■ **Problem requirements**
Which lines hold the word "your"? Copy each one.

■ **Data for this task**

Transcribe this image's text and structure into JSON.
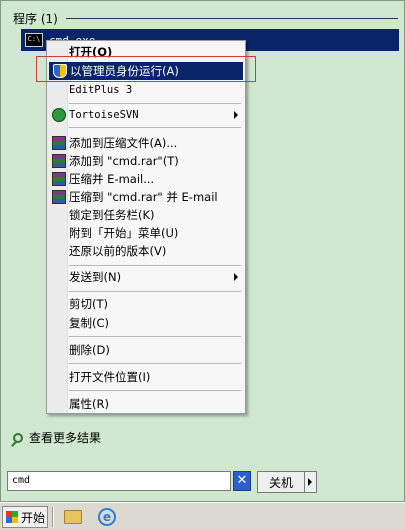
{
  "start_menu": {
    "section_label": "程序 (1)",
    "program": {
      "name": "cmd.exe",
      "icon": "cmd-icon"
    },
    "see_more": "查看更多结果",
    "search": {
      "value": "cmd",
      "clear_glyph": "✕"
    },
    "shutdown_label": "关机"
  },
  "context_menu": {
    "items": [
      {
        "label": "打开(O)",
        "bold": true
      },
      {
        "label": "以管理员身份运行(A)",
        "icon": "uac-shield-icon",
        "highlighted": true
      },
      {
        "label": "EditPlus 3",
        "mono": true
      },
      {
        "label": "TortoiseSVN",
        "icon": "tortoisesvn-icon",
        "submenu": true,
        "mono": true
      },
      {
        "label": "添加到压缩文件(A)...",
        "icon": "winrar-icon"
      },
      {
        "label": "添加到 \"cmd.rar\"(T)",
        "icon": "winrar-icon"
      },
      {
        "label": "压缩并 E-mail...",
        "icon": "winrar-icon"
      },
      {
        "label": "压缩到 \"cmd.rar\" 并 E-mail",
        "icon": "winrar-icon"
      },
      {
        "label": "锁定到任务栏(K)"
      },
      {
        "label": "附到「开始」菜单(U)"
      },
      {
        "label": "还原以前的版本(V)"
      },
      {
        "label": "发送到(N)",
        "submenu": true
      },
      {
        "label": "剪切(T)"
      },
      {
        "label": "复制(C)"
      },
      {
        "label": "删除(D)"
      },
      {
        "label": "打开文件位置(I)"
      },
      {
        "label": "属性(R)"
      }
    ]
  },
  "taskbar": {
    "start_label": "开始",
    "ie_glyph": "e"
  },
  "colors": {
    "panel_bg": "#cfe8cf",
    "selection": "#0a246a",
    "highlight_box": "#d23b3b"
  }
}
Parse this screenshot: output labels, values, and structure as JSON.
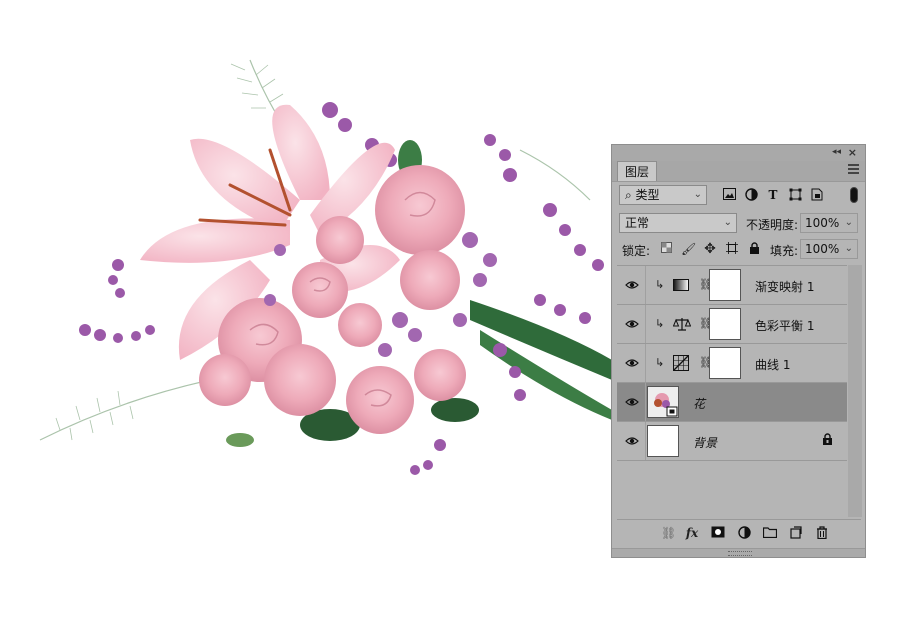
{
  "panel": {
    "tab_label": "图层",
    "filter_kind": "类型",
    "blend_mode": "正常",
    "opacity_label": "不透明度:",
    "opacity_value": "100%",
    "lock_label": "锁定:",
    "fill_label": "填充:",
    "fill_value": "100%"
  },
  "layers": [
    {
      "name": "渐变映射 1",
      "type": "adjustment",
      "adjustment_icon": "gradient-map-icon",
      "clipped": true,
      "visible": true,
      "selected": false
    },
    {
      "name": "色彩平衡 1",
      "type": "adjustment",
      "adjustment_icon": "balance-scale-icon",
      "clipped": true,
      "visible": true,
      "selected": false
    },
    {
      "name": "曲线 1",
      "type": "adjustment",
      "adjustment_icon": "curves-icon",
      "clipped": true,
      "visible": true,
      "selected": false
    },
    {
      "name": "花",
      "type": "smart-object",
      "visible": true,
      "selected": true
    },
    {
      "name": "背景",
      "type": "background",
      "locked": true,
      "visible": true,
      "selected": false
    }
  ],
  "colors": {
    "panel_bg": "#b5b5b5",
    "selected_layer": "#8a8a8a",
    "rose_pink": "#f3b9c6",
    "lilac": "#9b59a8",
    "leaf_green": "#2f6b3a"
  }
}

---

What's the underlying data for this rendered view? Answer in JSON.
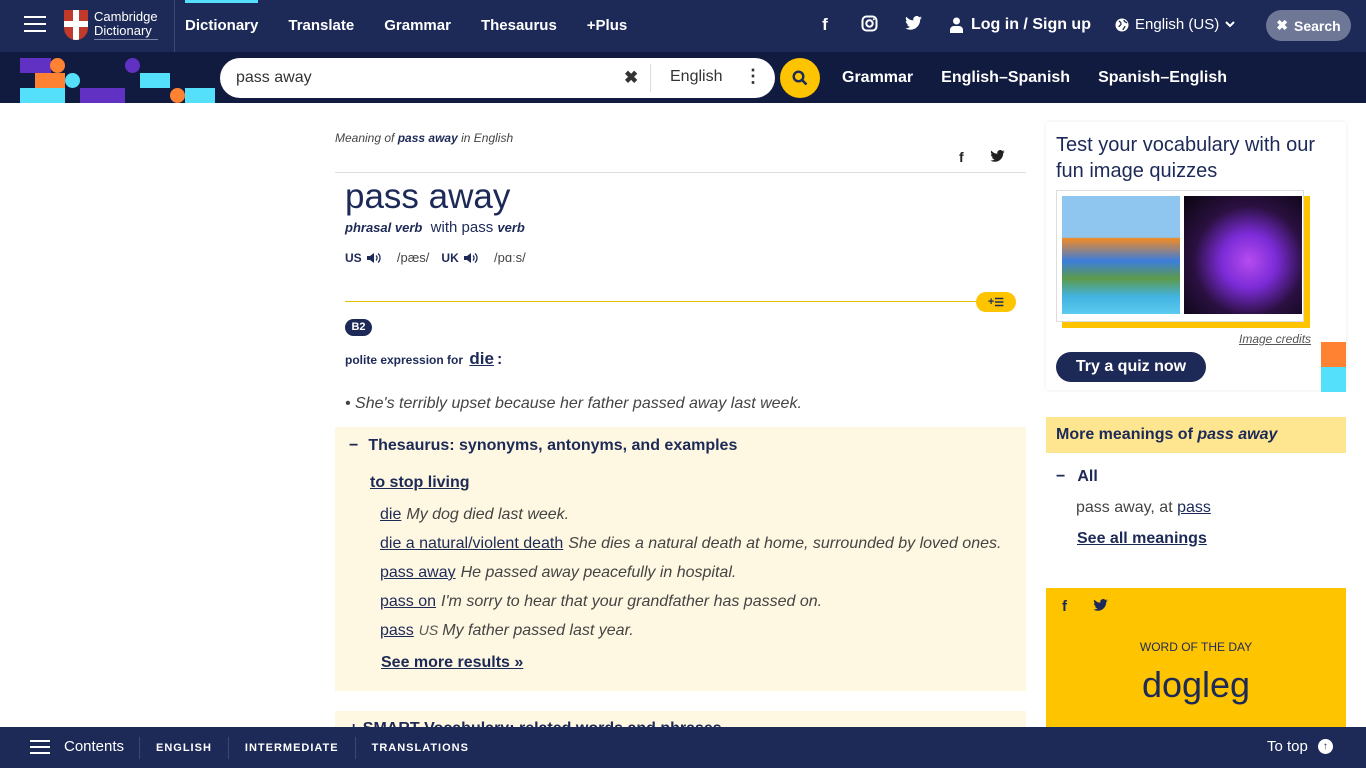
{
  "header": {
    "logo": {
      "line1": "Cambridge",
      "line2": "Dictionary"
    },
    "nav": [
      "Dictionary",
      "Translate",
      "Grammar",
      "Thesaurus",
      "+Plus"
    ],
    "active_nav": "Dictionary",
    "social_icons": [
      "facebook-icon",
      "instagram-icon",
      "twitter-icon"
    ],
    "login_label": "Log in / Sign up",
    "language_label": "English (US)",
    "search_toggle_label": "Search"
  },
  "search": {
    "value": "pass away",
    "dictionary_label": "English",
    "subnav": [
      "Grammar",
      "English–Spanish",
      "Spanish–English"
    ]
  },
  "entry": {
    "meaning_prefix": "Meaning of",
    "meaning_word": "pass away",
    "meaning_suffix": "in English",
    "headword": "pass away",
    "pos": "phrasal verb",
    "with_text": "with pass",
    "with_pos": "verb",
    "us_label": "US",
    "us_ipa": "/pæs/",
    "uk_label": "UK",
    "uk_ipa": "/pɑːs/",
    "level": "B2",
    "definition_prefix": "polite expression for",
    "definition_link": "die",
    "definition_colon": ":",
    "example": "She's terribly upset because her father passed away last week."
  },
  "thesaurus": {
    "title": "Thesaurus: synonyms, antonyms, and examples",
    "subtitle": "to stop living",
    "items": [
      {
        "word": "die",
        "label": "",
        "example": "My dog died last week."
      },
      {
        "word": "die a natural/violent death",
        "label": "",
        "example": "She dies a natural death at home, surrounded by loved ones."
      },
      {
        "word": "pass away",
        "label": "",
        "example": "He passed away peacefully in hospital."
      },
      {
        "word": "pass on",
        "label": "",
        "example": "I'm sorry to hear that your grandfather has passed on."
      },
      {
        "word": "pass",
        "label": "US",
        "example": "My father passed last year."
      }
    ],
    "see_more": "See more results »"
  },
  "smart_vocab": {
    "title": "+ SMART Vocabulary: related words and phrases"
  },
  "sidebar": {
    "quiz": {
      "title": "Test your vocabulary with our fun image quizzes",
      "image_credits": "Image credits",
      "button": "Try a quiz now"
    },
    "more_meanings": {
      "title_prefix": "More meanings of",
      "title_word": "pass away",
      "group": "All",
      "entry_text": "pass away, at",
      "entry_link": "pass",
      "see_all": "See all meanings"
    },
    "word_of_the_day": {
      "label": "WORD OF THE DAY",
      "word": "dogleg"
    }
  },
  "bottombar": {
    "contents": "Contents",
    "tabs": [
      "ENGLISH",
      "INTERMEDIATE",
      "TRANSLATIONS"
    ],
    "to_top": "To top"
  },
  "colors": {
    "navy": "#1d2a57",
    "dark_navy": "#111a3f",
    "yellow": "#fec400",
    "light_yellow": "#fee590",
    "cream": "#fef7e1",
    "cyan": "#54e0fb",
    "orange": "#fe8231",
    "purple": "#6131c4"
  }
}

...

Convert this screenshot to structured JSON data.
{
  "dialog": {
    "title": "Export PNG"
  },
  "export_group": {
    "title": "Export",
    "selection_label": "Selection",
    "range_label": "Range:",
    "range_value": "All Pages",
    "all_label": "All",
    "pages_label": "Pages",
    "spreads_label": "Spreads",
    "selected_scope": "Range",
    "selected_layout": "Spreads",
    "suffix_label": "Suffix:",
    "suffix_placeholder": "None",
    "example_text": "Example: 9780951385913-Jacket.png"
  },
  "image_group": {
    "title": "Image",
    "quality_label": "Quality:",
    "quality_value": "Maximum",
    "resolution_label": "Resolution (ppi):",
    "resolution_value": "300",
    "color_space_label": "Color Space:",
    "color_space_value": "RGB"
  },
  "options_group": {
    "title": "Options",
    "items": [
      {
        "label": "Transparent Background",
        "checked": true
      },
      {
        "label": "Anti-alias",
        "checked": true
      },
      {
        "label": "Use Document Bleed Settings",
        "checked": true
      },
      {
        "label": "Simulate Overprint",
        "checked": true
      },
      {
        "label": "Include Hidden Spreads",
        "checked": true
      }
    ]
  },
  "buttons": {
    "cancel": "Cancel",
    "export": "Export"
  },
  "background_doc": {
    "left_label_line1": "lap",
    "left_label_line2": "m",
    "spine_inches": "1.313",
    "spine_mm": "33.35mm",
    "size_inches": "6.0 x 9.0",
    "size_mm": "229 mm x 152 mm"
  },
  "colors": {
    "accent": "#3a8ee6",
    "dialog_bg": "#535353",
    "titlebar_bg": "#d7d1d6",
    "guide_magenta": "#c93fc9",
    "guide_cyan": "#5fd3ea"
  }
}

■ **Exercise output**
        "example": "I'm sorry to hear that your grandfather has passed on."
      "title": "Test your vocabulary with our fun image quizzes",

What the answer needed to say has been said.